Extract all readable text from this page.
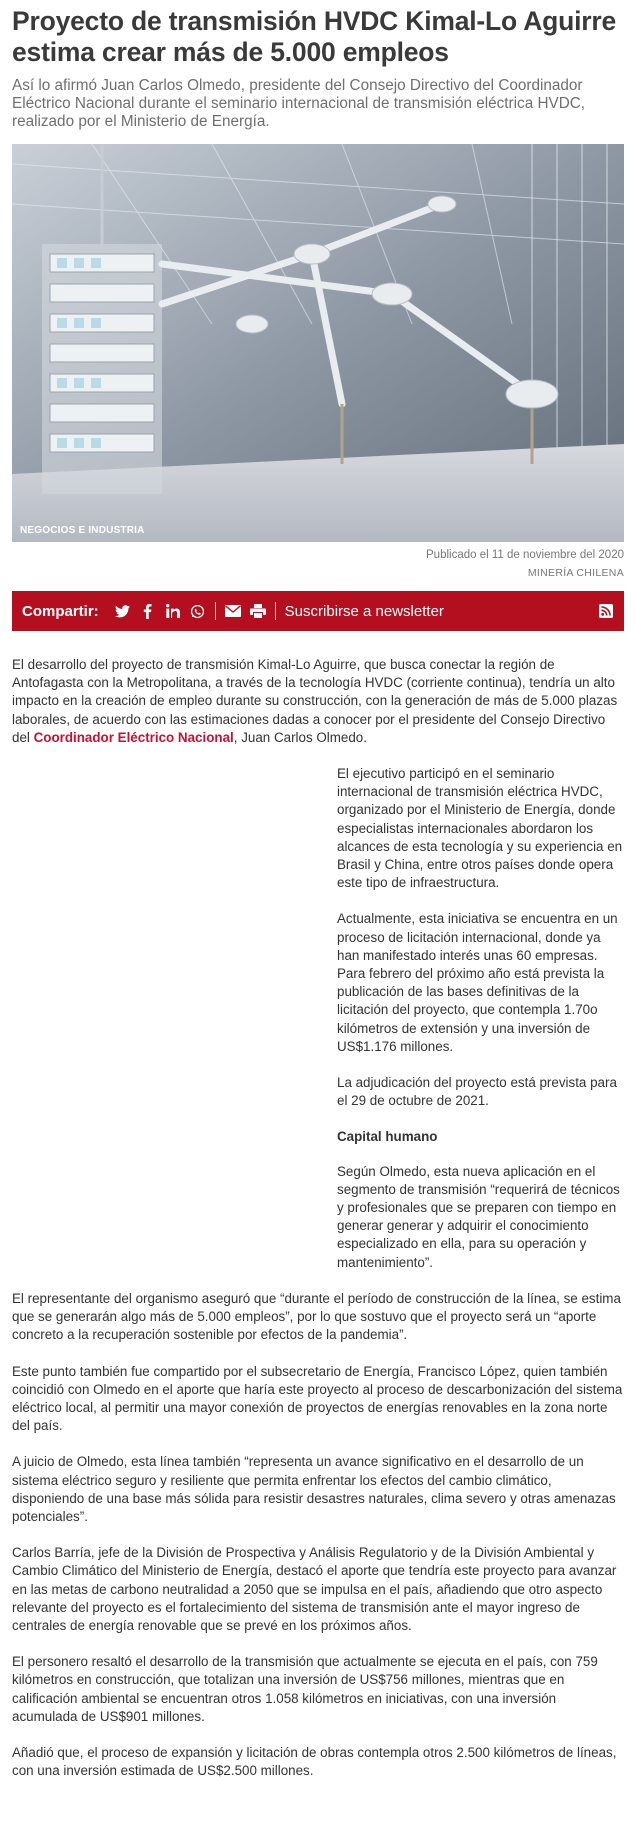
Proyecto de transmisión HVDC Kimal-Lo Aguirre estima crear más de 5.000 empleos

Así lo afirmó Juan Carlos Olmedo, presidente del Consejo Directivo del Coordinador Eléctrico Nacional durante el seminario internacional de transmisión eléctrica HVDC, realizado por el Ministerio de Energía.

NEGOCIOS E INDUSTRIA
Publicado el 11 de noviembre del 2020
MINERÍA CHILENA
Compartir:	Suscribirse a newsletter

El desarrollo del proyecto de transmisión Kimal-Lo Aguirre, que busca conectar la región de Antofagasta con la Metropolitana, a través de la tecnología HVDC (corriente continua), tendría un alto impacto en la creación de empleo durante su construcción, con la generación de más de 5.000 plazas laborales, de acuerdo con las estimaciones dadas a conocer por el presidente del Consejo Directivo del Coordinador Eléctrico Nacional, Juan Carlos Olmedo.

El ejecutivo participó en el seminario internacional de transmisión eléctrica HVDC, organizado por el Ministerio de Energía, donde especialistas internacionales abordaron los alcances de esta tecnología y su experiencia en Brasil y China, entre otros países donde opera este tipo de infraestructura.

Actualmente, esta iniciativa se encuentra en un proceso de licitación internacional, donde ya han manifestado interés unas 60 empresas. Para febrero del próximo año está prevista la publicación de las bases definitivas de la licitación del proyecto, que contempla 1.70o kilómetros de extensión y una inversión de US$1.176 millones.

La adjudicación del proyecto está prevista para el 29 de octubre de 2021.

Capital humano

Según Olmedo, esta nueva aplicación en el segmento de transmisión “requerirá de técnicos y profesionales que se preparen con tiempo en generar generar y adquirir el conocimiento especializado en ella, para su operación y mantenimiento”.

El representante del organismo aseguró que “durante el período de construcción de la línea, se estima que se generarán algo más de 5.000 empleos”, por lo que sostuvo que el proyecto será un “aporte concreto a la recuperación sostenible por efectos de la pandemia”.

Este punto también fue compartido por el subsecretario de Energía, Francisco López, quien también coincidió con Olmedo en el aporte que haría este proyecto al proceso de descarbonización del sistema eléctrico local, al permitir una mayor conexión de proyectos de energías renovables en la zona norte del país.

A juicio de Olmedo, esta línea también “representa un avance significativo en el desarrollo de un sistema eléctrico seguro y resiliente que permita enfrentar los efectos del cambio climático, disponiendo de una base más sólida para resistir desastres naturales, clima severo y otras amenazas potenciales”.

Carlos Barría, jefe de la División de Prospectiva y Análisis Regulatorio y de la División Ambiental y Cambio Climático del Ministerio de Energía, destacó el aporte que tendría este proyecto para avanzar en las metas de carbono neutralidad a 2050 que se impulsa en el país, añadiendo que otro aspecto relevante del proyecto es el fortalecimiento del sistema de transmisión ante el mayor ingreso de centrales de energía renovable que se prevé en los próximos años.

El personero resaltó el desarrollo de la transmisión que actualmente se ejecuta en el país, con 759 kilómetros en construcción, que totalizan una inversión de US$756 millones, mientras que en calificación ambiental se encuentran otros 1.058 kilómetros en iniciativas, con una inversión acumulada de US$901 millones.

Añadió que, el proceso de expansión y licitación de obras contempla otros 2.500 kilómetros de líneas, con una inversión estimada de US$2.500 millones.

══════

Set exercise: Above are records with pictures; repeat the records exactly and leave the pictures out.

Result:
Extract all readable text from this page.
Proyecto de transmisión HVDC Kimal-Lo Aguirre estima crear más de 5.000 empleos

Así lo afirmó Juan Carlos Olmedo, presidente del Consejo Directivo del Coordinador Eléctrico Nacional durante el seminario internacional de transmisión eléctrica HVDC, realizado por el Ministerio de Energía.

NEGOCIOS E INDUSTRIA
Publicado el 11 de noviembre del 2020
MINERÍA CHILENA
Compartir:	Suscribirse a newsletter

El desarrollo del proyecto de transmisión Kimal-Lo Aguirre, que busca conectar la región de Antofagasta con la Metropolitana, a través de la tecnología HVDC (corriente continua), tendría un alto impacto en la creación de empleo durante su construcción, con la generación de más de 5.000 plazas laborales, de acuerdo con las estimaciones dadas a conocer por el presidente del Consejo Directivo del Coordinador Eléctrico Nacional, Juan Carlos Olmedo.

El ejecutivo participó en el seminario internacional de transmisión eléctrica HVDC, organizado por el Ministerio de Energía, donde especialistas internacionales abordaron los alcances de esta tecnología y su experiencia en Brasil y China, entre otros países donde opera este tipo de infraestructura.

Actualmente, esta iniciativa se encuentra en un proceso de licitación internacional, donde ya han manifestado interés unas 60 empresas. Para febrero del próximo año está prevista la publicación de las bases definitivas de la licitación del proyecto, que contempla 1.70o kilómetros de extensión y una inversión de US$1.176 millones.

La adjudicación del proyecto está prevista para el 29 de octubre de 2021.

Capital humano

Según Olmedo, esta nueva aplicación en el segmento de transmisión “requerirá de técnicos y profesionales que se preparen con tiempo en generar generar y adquirir el conocimiento especializado en ella, para su operación y mantenimiento”.

El representante del organismo aseguró que “durante el período de construcción de la línea, se estima que se generarán algo más de 5.000 empleos”, por lo que sostuvo que el proyecto será un “aporte concreto a la recuperación sostenible por efectos de la pandemia”.

Este punto también fue compartido por el subsecretario de Energía, Francisco López, quien también coincidió con Olmedo en el aporte que haría este proyecto al proceso de descarbonización del sistema eléctrico local, al permitir una mayor conexión de proyectos de energías renovables en la zona norte del país.

A juicio de Olmedo, esta línea también “representa un avance significativo en el desarrollo de un sistema eléctrico seguro y resiliente que permita enfrentar los efectos del cambio climático, disponiendo de una base más sólida para resistir desastres naturales, clima severo y otras amenazas potenciales”.

Carlos Barría, jefe de la División de Prospectiva y Análisis Regulatorio y de la División Ambiental y Cambio Climático del Ministerio de Energía, destacó el aporte que tendría este proyecto para avanzar en las metas de carbono neutralidad a 2050 que se impulsa en el país, añadiendo que otro aspecto relevante del proyecto es el fortalecimiento del sistema de transmisión ante el mayor ingreso de centrales de energía renovable que se prevé en los próximos años.

El personero resaltó el desarrollo de la transmisión que actualmente se ejecuta en el país, con 759 kilómetros en construcción, que totalizan una inversión de US$756 millones, mientras que en calificación ambiental se encuentran otros 1.058 kilómetros en iniciativas, con una inversión acumulada de US$901 millones.

Añadió que, el proceso de expansión y licitación de obras contempla otros 2.500 kilómetros de líneas, con una inversión estimada de US$2.500 millones.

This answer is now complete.